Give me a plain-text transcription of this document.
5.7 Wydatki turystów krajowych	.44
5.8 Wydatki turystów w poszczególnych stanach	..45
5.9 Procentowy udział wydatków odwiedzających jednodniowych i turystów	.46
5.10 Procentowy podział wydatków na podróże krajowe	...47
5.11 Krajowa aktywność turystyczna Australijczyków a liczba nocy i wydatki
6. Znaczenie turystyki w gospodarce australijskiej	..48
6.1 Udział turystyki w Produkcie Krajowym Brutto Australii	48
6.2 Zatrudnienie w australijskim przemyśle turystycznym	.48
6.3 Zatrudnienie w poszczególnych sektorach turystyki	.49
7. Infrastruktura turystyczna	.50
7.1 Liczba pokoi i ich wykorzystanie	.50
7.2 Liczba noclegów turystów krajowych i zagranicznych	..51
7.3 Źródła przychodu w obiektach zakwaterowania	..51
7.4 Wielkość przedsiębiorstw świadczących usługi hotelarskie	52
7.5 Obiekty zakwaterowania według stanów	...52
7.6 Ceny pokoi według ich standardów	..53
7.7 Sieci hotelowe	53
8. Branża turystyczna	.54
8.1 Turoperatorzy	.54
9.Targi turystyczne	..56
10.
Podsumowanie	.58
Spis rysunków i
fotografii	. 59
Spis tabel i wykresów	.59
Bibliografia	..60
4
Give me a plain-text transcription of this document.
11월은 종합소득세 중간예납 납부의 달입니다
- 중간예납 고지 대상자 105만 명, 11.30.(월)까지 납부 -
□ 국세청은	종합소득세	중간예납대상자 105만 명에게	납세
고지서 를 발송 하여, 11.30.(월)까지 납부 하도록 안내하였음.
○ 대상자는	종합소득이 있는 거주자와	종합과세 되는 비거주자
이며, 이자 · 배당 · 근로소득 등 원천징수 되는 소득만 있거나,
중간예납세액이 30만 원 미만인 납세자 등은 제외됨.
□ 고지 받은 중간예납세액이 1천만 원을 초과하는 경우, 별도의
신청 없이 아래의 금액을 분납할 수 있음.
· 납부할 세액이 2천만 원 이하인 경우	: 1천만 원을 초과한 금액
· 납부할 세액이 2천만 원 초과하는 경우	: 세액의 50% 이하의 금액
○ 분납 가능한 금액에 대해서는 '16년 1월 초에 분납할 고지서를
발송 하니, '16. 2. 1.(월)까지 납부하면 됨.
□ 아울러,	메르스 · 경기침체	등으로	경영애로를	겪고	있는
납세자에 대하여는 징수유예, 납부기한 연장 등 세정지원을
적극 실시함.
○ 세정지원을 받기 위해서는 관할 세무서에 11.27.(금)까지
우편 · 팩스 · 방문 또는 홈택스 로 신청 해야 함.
-.-.-
— OBJECTIVE —
Your reply is one number: how many lines of the records above contain the word "wydatków".

— SOLUTION FOR THIS PROBLEM —
2